§ WHAT YOU HAVE TO DO:
State only how many lines contain the string "this".

§ LISTED RECORDS:
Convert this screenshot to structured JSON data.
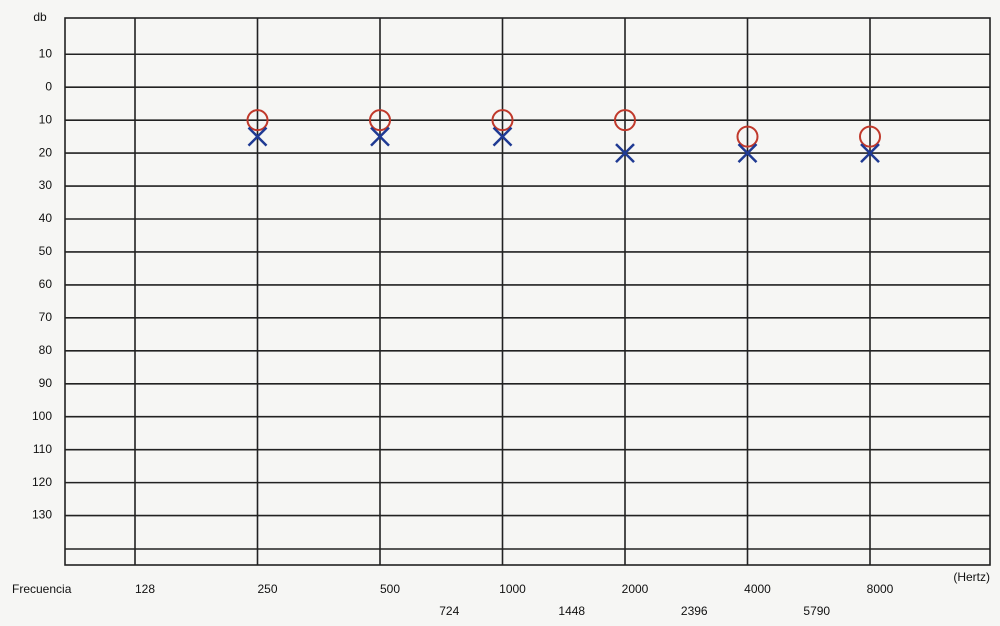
{
  "chart_data": {
    "type": "audiogram",
    "y_label": "db",
    "x_label": "Frecuencia",
    "x_unit": "(Hertz)",
    "categories": [
      "128",
      "250",
      "500",
      "1000",
      "2000",
      "4000",
      "8000"
    ],
    "minor_categories": [
      "724",
      "1448",
      "2396",
      "5790"
    ],
    "ylim": [
      -21,
      145
    ],
    "yticks": [
      {
        "value": -10,
        "label": "10"
      },
      0,
      10,
      20,
      30,
      40,
      50,
      60,
      70,
      80,
      90,
      100,
      110,
      120,
      130
    ],
    "grid": true,
    "series": [
      {
        "color": "#c0392b",
        "marker": "o",
        "values": [
          null,
          10,
          10,
          10,
          10,
          15,
          15
        ]
      },
      {
        "color": "#1f3a93",
        "marker": "x",
        "values": [
          null,
          15,
          15,
          15,
          20,
          20,
          20
        ]
      }
    ]
  }
}
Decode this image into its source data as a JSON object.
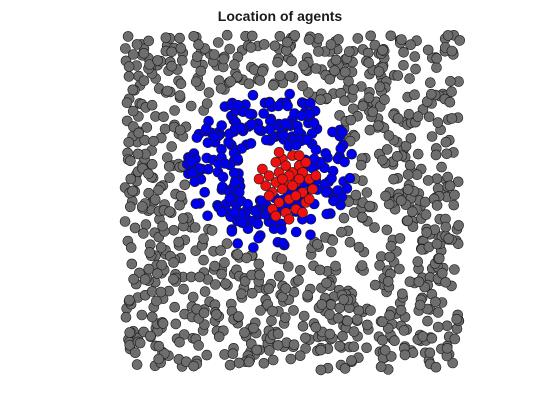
{
  "chart_data": {
    "type": "scatter",
    "title": "Location of agents",
    "xlabel": "",
    "ylabel": "",
    "axes_visible": false,
    "grid": false,
    "xlim": [
      0,
      1
    ],
    "ylim": [
      0,
      1
    ],
    "colors": {
      "outer": "#6e6e6e",
      "middle": "#0000ee",
      "inner": "#ee1111",
      "marker_edge": "#1a1a1a"
    },
    "series": [
      {
        "color": "#ee1111",
        "points": [
          [
            0.45,
            0.56
          ],
          [
            0.48,
            0.55
          ],
          [
            0.51,
            0.56
          ],
          [
            0.46,
            0.59
          ],
          [
            0.5,
            0.59
          ],
          [
            0.47,
            0.63
          ],
          [
            0.52,
            0.61
          ],
          [
            0.44,
            0.53
          ],
          [
            0.49,
            0.51
          ],
          [
            0.53,
            0.53
          ],
          [
            0.43,
            0.58
          ],
          [
            0.55,
            0.57
          ],
          [
            0.46,
            0.5
          ],
          [
            0.51,
            0.48
          ],
          [
            0.48,
            0.47
          ],
          [
            0.54,
            0.5
          ],
          [
            0.42,
            0.55
          ],
          [
            0.5,
            0.64
          ],
          [
            0.45,
            0.62
          ],
          [
            0.53,
            0.59
          ],
          [
            0.47,
            0.54
          ],
          [
            0.49,
            0.58
          ],
          [
            0.52,
            0.57
          ],
          [
            0.44,
            0.48
          ],
          [
            0.56,
            0.54
          ],
          [
            0.41,
            0.6
          ],
          [
            0.48,
            0.61
          ],
          [
            0.51,
            0.52
          ],
          [
            0.45,
            0.46
          ],
          [
            0.53,
            0.47
          ],
          [
            0.47,
            0.57
          ],
          [
            0.5,
            0.55
          ],
          [
            0.54,
            0.62
          ],
          [
            0.43,
            0.52
          ],
          [
            0.49,
            0.45
          ],
          [
            0.57,
            0.58
          ],
          [
            0.46,
            0.65
          ],
          [
            0.52,
            0.64
          ],
          [
            0.4,
            0.57
          ],
          [
            0.55,
            0.51
          ]
        ]
      }
    ]
  }
}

§ RESPONSE TO THE TASK:
2